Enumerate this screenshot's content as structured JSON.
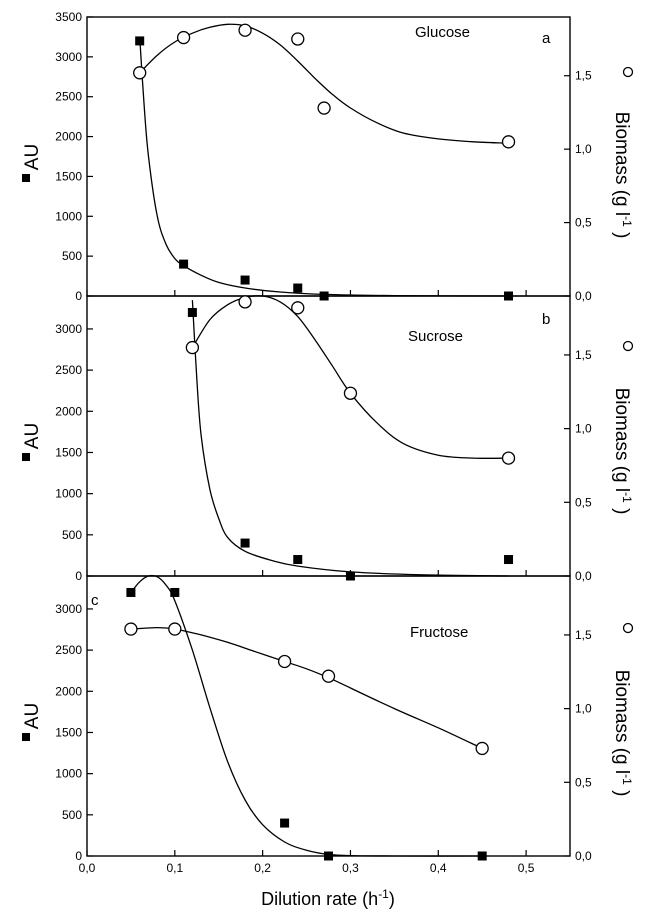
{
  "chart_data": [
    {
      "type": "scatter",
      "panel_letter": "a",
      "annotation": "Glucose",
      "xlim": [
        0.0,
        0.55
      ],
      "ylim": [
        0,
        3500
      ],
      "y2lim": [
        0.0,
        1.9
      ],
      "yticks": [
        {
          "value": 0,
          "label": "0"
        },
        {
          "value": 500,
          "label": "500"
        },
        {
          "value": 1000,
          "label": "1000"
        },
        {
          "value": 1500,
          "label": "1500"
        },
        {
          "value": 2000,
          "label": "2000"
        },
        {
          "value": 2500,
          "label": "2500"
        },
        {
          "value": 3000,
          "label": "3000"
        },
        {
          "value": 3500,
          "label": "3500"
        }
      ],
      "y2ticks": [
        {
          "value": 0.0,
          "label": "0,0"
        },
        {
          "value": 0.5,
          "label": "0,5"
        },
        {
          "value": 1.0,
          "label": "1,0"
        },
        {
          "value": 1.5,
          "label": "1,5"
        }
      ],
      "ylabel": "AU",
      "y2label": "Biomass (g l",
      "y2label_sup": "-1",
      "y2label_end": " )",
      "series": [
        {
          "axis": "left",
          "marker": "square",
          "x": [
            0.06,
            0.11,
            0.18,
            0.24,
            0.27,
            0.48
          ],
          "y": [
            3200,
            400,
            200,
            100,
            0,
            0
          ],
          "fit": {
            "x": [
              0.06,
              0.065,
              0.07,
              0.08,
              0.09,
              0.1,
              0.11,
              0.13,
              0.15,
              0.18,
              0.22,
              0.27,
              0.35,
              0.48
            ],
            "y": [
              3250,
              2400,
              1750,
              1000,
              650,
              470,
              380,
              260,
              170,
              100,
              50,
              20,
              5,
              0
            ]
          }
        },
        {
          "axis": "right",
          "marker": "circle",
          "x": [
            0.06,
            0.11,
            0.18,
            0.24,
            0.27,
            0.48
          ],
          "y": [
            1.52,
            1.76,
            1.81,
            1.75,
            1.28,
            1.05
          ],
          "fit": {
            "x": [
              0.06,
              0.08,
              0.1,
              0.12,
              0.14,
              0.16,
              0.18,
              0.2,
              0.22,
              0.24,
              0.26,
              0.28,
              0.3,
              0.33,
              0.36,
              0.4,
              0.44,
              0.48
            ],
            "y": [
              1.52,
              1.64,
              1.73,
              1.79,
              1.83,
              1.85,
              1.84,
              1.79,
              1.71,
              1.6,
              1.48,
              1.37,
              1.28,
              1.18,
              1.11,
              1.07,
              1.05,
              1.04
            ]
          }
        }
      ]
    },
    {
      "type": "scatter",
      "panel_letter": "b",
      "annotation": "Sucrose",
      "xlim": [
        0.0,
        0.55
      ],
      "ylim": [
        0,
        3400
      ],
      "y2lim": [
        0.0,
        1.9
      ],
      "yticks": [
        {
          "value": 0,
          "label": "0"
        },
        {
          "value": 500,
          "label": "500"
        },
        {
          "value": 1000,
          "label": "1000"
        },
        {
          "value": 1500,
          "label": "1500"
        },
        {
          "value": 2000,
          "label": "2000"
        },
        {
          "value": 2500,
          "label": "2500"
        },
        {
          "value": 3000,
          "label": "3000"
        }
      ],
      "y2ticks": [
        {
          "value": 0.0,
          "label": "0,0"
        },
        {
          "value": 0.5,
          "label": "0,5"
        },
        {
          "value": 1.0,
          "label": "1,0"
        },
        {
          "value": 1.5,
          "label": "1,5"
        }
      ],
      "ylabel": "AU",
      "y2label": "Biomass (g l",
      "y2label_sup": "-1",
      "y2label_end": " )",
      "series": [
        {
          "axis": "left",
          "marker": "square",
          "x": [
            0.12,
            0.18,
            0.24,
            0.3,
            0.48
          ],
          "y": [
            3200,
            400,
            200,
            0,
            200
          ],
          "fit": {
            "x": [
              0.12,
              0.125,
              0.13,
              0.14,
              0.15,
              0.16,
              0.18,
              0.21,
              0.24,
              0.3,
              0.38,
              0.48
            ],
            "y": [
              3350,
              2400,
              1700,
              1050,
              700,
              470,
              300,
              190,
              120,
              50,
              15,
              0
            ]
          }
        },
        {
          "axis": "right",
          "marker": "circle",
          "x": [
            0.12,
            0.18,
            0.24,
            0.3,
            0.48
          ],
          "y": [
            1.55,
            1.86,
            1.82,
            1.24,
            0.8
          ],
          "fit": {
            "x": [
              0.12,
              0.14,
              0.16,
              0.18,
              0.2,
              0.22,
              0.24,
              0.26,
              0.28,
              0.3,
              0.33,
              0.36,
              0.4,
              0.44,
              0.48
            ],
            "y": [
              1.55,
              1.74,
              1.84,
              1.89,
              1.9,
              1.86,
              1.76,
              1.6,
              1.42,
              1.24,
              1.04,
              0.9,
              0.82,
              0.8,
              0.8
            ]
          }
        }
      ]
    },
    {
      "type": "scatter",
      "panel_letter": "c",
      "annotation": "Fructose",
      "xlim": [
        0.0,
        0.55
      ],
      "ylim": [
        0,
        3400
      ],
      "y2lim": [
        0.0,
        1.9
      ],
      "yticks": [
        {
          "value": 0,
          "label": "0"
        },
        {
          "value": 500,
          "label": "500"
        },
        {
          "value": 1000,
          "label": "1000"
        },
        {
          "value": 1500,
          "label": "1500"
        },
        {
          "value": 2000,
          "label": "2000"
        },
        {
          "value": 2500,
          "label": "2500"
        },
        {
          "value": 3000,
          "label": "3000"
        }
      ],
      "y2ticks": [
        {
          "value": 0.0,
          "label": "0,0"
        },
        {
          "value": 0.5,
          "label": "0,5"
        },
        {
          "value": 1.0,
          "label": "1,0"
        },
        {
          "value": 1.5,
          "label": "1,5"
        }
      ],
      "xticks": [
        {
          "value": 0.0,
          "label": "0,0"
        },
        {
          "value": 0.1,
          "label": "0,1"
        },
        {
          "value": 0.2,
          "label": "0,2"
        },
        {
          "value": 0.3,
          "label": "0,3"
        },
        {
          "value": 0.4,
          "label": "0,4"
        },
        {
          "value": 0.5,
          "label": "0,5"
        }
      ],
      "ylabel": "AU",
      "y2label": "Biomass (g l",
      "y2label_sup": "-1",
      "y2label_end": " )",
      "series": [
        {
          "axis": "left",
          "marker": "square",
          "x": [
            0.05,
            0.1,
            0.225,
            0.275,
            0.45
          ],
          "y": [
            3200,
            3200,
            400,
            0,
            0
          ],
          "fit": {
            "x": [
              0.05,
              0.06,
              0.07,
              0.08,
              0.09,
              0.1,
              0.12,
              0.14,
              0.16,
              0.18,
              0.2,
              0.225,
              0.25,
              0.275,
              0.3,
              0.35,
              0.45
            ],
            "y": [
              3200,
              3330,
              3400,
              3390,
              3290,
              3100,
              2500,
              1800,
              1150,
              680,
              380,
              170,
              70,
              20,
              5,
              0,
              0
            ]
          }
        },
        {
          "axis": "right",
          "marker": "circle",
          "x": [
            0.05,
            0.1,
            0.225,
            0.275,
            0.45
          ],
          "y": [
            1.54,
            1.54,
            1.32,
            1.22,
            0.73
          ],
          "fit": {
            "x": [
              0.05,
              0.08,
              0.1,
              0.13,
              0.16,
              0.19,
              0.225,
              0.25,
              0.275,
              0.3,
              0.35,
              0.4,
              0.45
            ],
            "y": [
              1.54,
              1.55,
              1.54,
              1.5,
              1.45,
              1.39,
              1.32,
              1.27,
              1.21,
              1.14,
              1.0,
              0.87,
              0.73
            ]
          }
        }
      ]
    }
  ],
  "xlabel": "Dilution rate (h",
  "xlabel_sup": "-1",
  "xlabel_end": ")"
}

● Aim:
Every line of the data above should be quoted exactly. Omit the pictures.

● The output:
Enumerate this screenshot's content as structured JSON.
{
  "chart_data": [
    {
      "type": "scatter",
      "panel_letter": "a",
      "annotation": "Glucose",
      "xlim": [
        0.0,
        0.55
      ],
      "ylim": [
        0,
        3500
      ],
      "y2lim": [
        0.0,
        1.9
      ],
      "yticks": [
        {
          "value": 0,
          "label": "0"
        },
        {
          "value": 500,
          "label": "500"
        },
        {
          "value": 1000,
          "label": "1000"
        },
        {
          "value": 1500,
          "label": "1500"
        },
        {
          "value": 2000,
          "label": "2000"
        },
        {
          "value": 2500,
          "label": "2500"
        },
        {
          "value": 3000,
          "label": "3000"
        },
        {
          "value": 3500,
          "label": "3500"
        }
      ],
      "y2ticks": [
        {
          "value": 0.0,
          "label": "0,0"
        },
        {
          "value": 0.5,
          "label": "0,5"
        },
        {
          "value": 1.0,
          "label": "1,0"
        },
        {
          "value": 1.5,
          "label": "1,5"
        }
      ],
      "ylabel": "AU",
      "y2label": "Biomass (g l",
      "y2label_sup": "-1",
      "y2label_end": " )",
      "series": [
        {
          "axis": "left",
          "marker": "square",
          "x": [
            0.06,
            0.11,
            0.18,
            0.24,
            0.27,
            0.48
          ],
          "y": [
            3200,
            400,
            200,
            100,
            0,
            0
          ],
          "fit": {
            "x": [
              0.06,
              0.065,
              0.07,
              0.08,
              0.09,
              0.1,
              0.11,
              0.13,
              0.15,
              0.18,
              0.22,
              0.27,
              0.35,
              0.48
            ],
            "y": [
              3250,
              2400,
              1750,
              1000,
              650,
              470,
              380,
              260,
              170,
              100,
              50,
              20,
              5,
              0
            ]
          }
        },
        {
          "axis": "right",
          "marker": "circle",
          "x": [
            0.06,
            0.11,
            0.18,
            0.24,
            0.27,
            0.48
          ],
          "y": [
            1.52,
            1.76,
            1.81,
            1.75,
            1.28,
            1.05
          ],
          "fit": {
            "x": [
              0.06,
              0.08,
              0.1,
              0.12,
              0.14,
              0.16,
              0.18,
              0.2,
              0.22,
              0.24,
              0.26,
              0.28,
              0.3,
              0.33,
              0.36,
              0.4,
              0.44,
              0.48
            ],
            "y": [
              1.52,
              1.64,
              1.73,
              1.79,
              1.83,
              1.85,
              1.84,
              1.79,
              1.71,
              1.6,
              1.48,
              1.37,
              1.28,
              1.18,
              1.11,
              1.07,
              1.05,
              1.04
            ]
          }
        }
      ]
    },
    {
      "type": "scatter",
      "panel_letter": "b",
      "annotation": "Sucrose",
      "xlim": [
        0.0,
        0.55
      ],
      "ylim": [
        0,
        3400
      ],
      "y2lim": [
        0.0,
        1.9
      ],
      "yticks": [
        {
          "value": 0,
          "label": "0"
        },
        {
          "value": 500,
          "label": "500"
        },
        {
          "value": 1000,
          "label": "1000"
        },
        {
          "value": 1500,
          "label": "1500"
        },
        {
          "value": 2000,
          "label": "2000"
        },
        {
          "value": 2500,
          "label": "2500"
        },
        {
          "value": 3000,
          "label": "3000"
        }
      ],
      "y2ticks": [
        {
          "value": 0.0,
          "label": "0,0"
        },
        {
          "value": 0.5,
          "label": "0,5"
        },
        {
          "value": 1.0,
          "label": "1,0"
        },
        {
          "value": 1.5,
          "label": "1,5"
        }
      ],
      "ylabel": "AU",
      "y2label": "Biomass (g l",
      "y2label_sup": "-1",
      "y2label_end": " )",
      "series": [
        {
          "axis": "left",
          "marker": "square",
          "x": [
            0.12,
            0.18,
            0.24,
            0.3,
            0.48
          ],
          "y": [
            3200,
            400,
            200,
            0,
            200
          ],
          "fit": {
            "x": [
              0.12,
              0.125,
              0.13,
              0.14,
              0.15,
              0.16,
              0.18,
              0.21,
              0.24,
              0.3,
              0.38,
              0.48
            ],
            "y": [
              3350,
              2400,
              1700,
              1050,
              700,
              470,
              300,
              190,
              120,
              50,
              15,
              0
            ]
          }
        },
        {
          "axis": "right",
          "marker": "circle",
          "x": [
            0.12,
            0.18,
            0.24,
            0.3,
            0.48
          ],
          "y": [
            1.55,
            1.86,
            1.82,
            1.24,
            0.8
          ],
          "fit": {
            "x": [
              0.12,
              0.14,
              0.16,
              0.18,
              0.2,
              0.22,
              0.24,
              0.26,
              0.28,
              0.3,
              0.33,
              0.36,
              0.4,
              0.44,
              0.48
            ],
            "y": [
              1.55,
              1.74,
              1.84,
              1.89,
              1.9,
              1.86,
              1.76,
              1.6,
              1.42,
              1.24,
              1.04,
              0.9,
              0.82,
              0.8,
              0.8
            ]
          }
        }
      ]
    },
    {
      "type": "scatter",
      "panel_letter": "c",
      "annotation": "Fructose",
      "xlim": [
        0.0,
        0.55
      ],
      "ylim": [
        0,
        3400
      ],
      "y2lim": [
        0.0,
        1.9
      ],
      "yticks": [
        {
          "value": 0,
          "label": "0"
        },
        {
          "value": 500,
          "label": "500"
        },
        {
          "value": 1000,
          "label": "1000"
        },
        {
          "value": 1500,
          "label": "1500"
        },
        {
          "value": 2000,
          "label": "2000"
        },
        {
          "value": 2500,
          "label": "2500"
        },
        {
          "value": 3000,
          "label": "3000"
        }
      ],
      "y2ticks": [
        {
          "value": 0.0,
          "label": "0,0"
        },
        {
          "value": 0.5,
          "label": "0,5"
        },
        {
          "value": 1.0,
          "label": "1,0"
        },
        {
          "value": 1.5,
          "label": "1,5"
        }
      ],
      "xticks": [
        {
          "value": 0.0,
          "label": "0,0"
        },
        {
          "value": 0.1,
          "label": "0,1"
        },
        {
          "value": 0.2,
          "label": "0,2"
        },
        {
          "value": 0.3,
          "label": "0,3"
        },
        {
          "value": 0.4,
          "label": "0,4"
        },
        {
          "value": 0.5,
          "label": "0,5"
        }
      ],
      "ylabel": "AU",
      "y2label": "Biomass (g l",
      "y2label_sup": "-1",
      "y2label_end": " )",
      "series": [
        {
          "axis": "left",
          "marker": "square",
          "x": [
            0.05,
            0.1,
            0.225,
            0.275,
            0.45
          ],
          "y": [
            3200,
            3200,
            400,
            0,
            0
          ],
          "fit": {
            "x": [
              0.05,
              0.06,
              0.07,
              0.08,
              0.09,
              0.1,
              0.12,
              0.14,
              0.16,
              0.18,
              0.2,
              0.225,
              0.25,
              0.275,
              0.3,
              0.35,
              0.45
            ],
            "y": [
              3200,
              3330,
              3400,
              3390,
              3290,
              3100,
              2500,
              1800,
              1150,
              680,
              380,
              170,
              70,
              20,
              5,
              0,
              0
            ]
          }
        },
        {
          "axis": "right",
          "marker": "circle",
          "x": [
            0.05,
            0.1,
            0.225,
            0.275,
            0.45
          ],
          "y": [
            1.54,
            1.54,
            1.32,
            1.22,
            0.73
          ],
          "fit": {
            "x": [
              0.05,
              0.08,
              0.1,
              0.13,
              0.16,
              0.19,
              0.225,
              0.25,
              0.275,
              0.3,
              0.35,
              0.4,
              0.45
            ],
            "y": [
              1.54,
              1.55,
              1.54,
              1.5,
              1.45,
              1.39,
              1.32,
              1.27,
              1.21,
              1.14,
              1.0,
              0.87,
              0.73
            ]
          }
        }
      ]
    }
  ],
  "xlabel": "Dilution rate (h",
  "xlabel_sup": "-1",
  "xlabel_end": ")"
}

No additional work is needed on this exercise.